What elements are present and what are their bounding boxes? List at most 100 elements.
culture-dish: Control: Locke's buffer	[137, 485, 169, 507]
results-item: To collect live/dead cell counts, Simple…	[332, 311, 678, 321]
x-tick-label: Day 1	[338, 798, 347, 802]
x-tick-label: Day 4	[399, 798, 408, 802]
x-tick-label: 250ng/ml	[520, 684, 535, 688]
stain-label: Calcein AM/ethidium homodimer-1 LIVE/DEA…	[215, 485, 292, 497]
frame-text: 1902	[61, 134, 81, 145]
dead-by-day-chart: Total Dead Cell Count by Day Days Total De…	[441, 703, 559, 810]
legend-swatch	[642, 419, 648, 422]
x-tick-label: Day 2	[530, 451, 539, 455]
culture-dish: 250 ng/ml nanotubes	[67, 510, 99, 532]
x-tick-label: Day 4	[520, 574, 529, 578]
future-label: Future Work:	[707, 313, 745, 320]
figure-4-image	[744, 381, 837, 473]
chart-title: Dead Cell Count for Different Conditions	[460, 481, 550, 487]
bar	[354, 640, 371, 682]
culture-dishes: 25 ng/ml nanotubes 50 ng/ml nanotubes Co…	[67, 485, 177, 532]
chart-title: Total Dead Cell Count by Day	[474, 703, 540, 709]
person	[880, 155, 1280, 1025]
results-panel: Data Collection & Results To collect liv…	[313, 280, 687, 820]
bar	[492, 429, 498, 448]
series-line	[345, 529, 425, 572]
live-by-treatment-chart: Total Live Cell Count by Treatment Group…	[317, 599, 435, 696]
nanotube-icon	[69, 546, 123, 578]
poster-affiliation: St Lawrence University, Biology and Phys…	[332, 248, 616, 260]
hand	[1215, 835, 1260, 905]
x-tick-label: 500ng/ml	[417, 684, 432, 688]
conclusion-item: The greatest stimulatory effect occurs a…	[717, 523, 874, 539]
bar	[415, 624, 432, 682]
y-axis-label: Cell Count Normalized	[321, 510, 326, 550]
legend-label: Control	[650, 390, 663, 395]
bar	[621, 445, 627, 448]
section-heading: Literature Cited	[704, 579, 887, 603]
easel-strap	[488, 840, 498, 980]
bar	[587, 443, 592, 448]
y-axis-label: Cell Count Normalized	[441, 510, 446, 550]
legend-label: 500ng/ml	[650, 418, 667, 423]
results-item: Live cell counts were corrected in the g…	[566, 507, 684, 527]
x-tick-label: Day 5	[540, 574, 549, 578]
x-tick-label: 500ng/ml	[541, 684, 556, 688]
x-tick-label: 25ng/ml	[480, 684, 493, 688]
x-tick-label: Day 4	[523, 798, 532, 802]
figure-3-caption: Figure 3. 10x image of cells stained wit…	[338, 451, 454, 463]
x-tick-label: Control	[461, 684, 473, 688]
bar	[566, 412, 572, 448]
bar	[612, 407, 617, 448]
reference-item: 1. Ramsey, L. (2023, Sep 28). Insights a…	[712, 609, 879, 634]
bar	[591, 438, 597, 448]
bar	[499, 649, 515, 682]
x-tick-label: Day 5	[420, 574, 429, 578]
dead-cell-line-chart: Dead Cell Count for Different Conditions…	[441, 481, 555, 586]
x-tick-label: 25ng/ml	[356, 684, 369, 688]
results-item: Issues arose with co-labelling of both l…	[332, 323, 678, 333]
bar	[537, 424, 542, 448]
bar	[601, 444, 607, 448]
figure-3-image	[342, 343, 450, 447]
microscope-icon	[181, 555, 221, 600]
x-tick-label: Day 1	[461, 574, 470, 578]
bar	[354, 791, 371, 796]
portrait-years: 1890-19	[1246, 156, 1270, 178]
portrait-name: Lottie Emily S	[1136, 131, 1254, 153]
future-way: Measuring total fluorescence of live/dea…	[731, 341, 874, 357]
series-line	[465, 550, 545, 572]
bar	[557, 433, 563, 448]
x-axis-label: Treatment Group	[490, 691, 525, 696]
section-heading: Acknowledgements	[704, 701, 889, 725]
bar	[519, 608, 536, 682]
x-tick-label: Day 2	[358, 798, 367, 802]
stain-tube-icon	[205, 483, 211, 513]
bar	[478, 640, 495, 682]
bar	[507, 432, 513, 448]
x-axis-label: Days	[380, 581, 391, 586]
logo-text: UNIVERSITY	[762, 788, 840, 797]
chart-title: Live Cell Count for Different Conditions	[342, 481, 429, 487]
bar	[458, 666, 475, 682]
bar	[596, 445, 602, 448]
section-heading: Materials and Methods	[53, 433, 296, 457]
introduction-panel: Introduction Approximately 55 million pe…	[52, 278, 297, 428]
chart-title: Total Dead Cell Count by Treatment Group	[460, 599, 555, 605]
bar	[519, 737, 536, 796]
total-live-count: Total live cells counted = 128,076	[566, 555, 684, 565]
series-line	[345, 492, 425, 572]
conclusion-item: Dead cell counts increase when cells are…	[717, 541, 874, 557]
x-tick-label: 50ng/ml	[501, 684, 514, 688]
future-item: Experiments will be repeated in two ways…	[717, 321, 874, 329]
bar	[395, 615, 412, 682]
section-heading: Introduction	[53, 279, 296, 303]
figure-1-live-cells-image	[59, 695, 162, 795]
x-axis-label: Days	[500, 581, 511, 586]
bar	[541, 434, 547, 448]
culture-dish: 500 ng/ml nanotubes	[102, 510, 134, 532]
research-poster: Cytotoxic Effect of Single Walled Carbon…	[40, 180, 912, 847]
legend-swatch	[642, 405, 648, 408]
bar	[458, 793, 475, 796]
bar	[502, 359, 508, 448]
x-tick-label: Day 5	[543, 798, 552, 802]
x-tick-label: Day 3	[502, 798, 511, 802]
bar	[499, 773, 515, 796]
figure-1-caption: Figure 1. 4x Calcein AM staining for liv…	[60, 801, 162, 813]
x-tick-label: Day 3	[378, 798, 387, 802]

- ABOUT THIS EXERCISE -
All records above are to be printed exactly, with nothing omitted.

- SOLUTION FOR THIS EXERCISE -
What elements are present and what are their bounding boxes? List at most 100 elements.
culture-dish: Control: Locke's buffer	[137, 485, 169, 507]
results-item: To collect live/dead cell counts, Simple…	[332, 311, 678, 321]
x-tick-label: Day 1	[338, 798, 347, 802]
x-tick-label: Day 4	[399, 798, 408, 802]
x-tick-label: 250ng/ml	[520, 684, 535, 688]
stain-label: Calcein AM/ethidium homodimer-1 LIVE/DEA…	[215, 485, 292, 497]
frame-text: 1902	[61, 134, 81, 145]
dead-by-day-chart: Total Dead Cell Count by Day Days Total De…	[441, 703, 559, 810]
legend-swatch	[642, 419, 648, 422]
x-tick-label: Day 2	[530, 451, 539, 455]
culture-dish: 250 ng/ml nanotubes	[67, 510, 99, 532]
x-tick-label: Day 4	[520, 574, 529, 578]
future-label: Future Work:	[707, 313, 745, 320]
figure-4-image	[744, 381, 837, 473]
chart-title: Dead Cell Count for Different Conditions	[460, 481, 550, 487]
bar	[354, 640, 371, 682]
culture-dishes: 25 ng/ml nanotubes 50 ng/ml nanotubes Co…	[67, 485, 177, 532]
chart-title: Total Dead Cell Count by Day	[474, 703, 540, 709]
person	[880, 155, 1280, 1025]
results-panel: Data Collection & Results To collect liv…	[313, 280, 687, 820]
bar	[492, 429, 498, 448]
series-line	[345, 529, 425, 572]
live-by-treatment-chart: Total Live Cell Count by Treatment Group…	[317, 599, 435, 696]
nanotube-icon	[69, 546, 123, 578]
poster-affiliation: St Lawrence University, Biology and Phys…	[332, 248, 616, 260]
hand	[1215, 835, 1260, 905]
x-tick-label: 500ng/ml	[417, 684, 432, 688]
conclusion-item: The greatest stimulatory effect occurs a…	[717, 523, 874, 539]
bar	[415, 624, 432, 682]
y-axis-label: Cell Count Normalized	[321, 510, 326, 550]
legend-label: Control	[650, 390, 663, 395]
bar	[621, 445, 627, 448]
section-heading: Literature Cited	[704, 579, 887, 603]
easel-strap	[488, 840, 498, 980]
bar	[587, 443, 592, 448]
y-axis-label: Cell Count Normalized	[441, 510, 446, 550]
legend-label: 500ng/ml	[650, 418, 667, 423]
results-item: Live cell counts were corrected in the g…	[566, 507, 684, 527]
x-tick-label: Day 5	[540, 574, 549, 578]
x-tick-label: 500ng/ml	[541, 684, 556, 688]
x-tick-label: 25ng/ml	[480, 684, 493, 688]
x-tick-label: Day 4	[523, 798, 532, 802]
figure-3-caption: Figure 3. 10x image of cells stained wit…	[338, 451, 454, 463]
x-tick-label: Control	[461, 684, 473, 688]
bar	[566, 412, 572, 448]
bar	[612, 407, 617, 448]
reference-item: 1. Ramsey, L. (2023, Sep 28). Insights a…	[712, 609, 879, 634]
bar	[591, 438, 597, 448]
bar	[499, 649, 515, 682]
x-tick-label: Day 5	[420, 574, 429, 578]
dead-cell-line-chart: Dead Cell Count for Different Conditions…	[441, 481, 555, 586]
x-tick-label: 25ng/ml	[356, 684, 369, 688]
results-item: Issues arose with co-labelling of both l…	[332, 323, 678, 333]
bar	[537, 424, 542, 448]
bar	[601, 444, 607, 448]
figure-3-image	[342, 343, 450, 447]
microscope-icon	[181, 555, 221, 600]
x-tick-label: Day 1	[461, 574, 470, 578]
bar	[354, 791, 371, 796]
portrait-years: 1890-19	[1246, 156, 1270, 178]
portrait-name: Lottie Emily S	[1136, 131, 1254, 153]
future-way: Measuring total fluorescence of live/dea…	[731, 341, 874, 357]
series-line	[465, 550, 545, 572]
bar	[557, 433, 563, 448]
x-axis-label: Treatment Group	[490, 691, 525, 696]
section-heading: Acknowledgements	[704, 701, 889, 725]
bar	[519, 608, 536, 682]
x-tick-label: Day 2	[358, 798, 367, 802]
stain-tube-icon	[205, 483, 211, 513]
bar	[478, 640, 495, 682]
bar	[507, 432, 513, 448]
x-axis-label: Days	[380, 581, 391, 586]
logo-text: UNIVERSITY	[762, 788, 840, 797]
chart-title: Live Cell Count for Different Conditions	[342, 481, 429, 487]
bar	[458, 666, 475, 682]
bar	[596, 445, 602, 448]
section-heading: Materials and Methods	[53, 433, 296, 457]
introduction-panel: Introduction Approximately 55 million pe…	[52, 278, 297, 428]
chart-title: Total Dead Cell Count by Treatment Group	[460, 599, 555, 605]
bar	[519, 737, 536, 796]
total-live-count: Total live cells counted = 128,076	[566, 555, 684, 565]
series-line	[345, 492, 425, 572]
conclusion-item: Dead cell counts increase when cells are…	[717, 541, 874, 557]
x-tick-label: 50ng/ml	[501, 684, 514, 688]
future-item: Experiments will be repeated in two ways…	[717, 321, 874, 329]
bar	[395, 615, 412, 682]
section-heading: Introduction	[53, 279, 296, 303]
figure-1-live-cells-image	[59, 695, 162, 795]
x-axis-label: Days	[500, 581, 511, 586]
bar	[541, 434, 547, 448]
culture-dish: 500 ng/ml nanotubes	[102, 510, 134, 532]
research-poster: Cytotoxic Effect of Single Walled Carbon…	[40, 180, 912, 847]
legend-swatch	[642, 405, 648, 408]
bar	[458, 793, 475, 796]
bar	[502, 359, 508, 448]
x-tick-label: Day 5	[543, 798, 552, 802]
x-tick-label: Day 3	[502, 798, 511, 802]
bar	[499, 773, 515, 796]
figure-1-caption: Figure 1. 4x Calcein AM staining for liv…	[60, 801, 162, 813]
x-tick-label: Day 3	[378, 798, 387, 802]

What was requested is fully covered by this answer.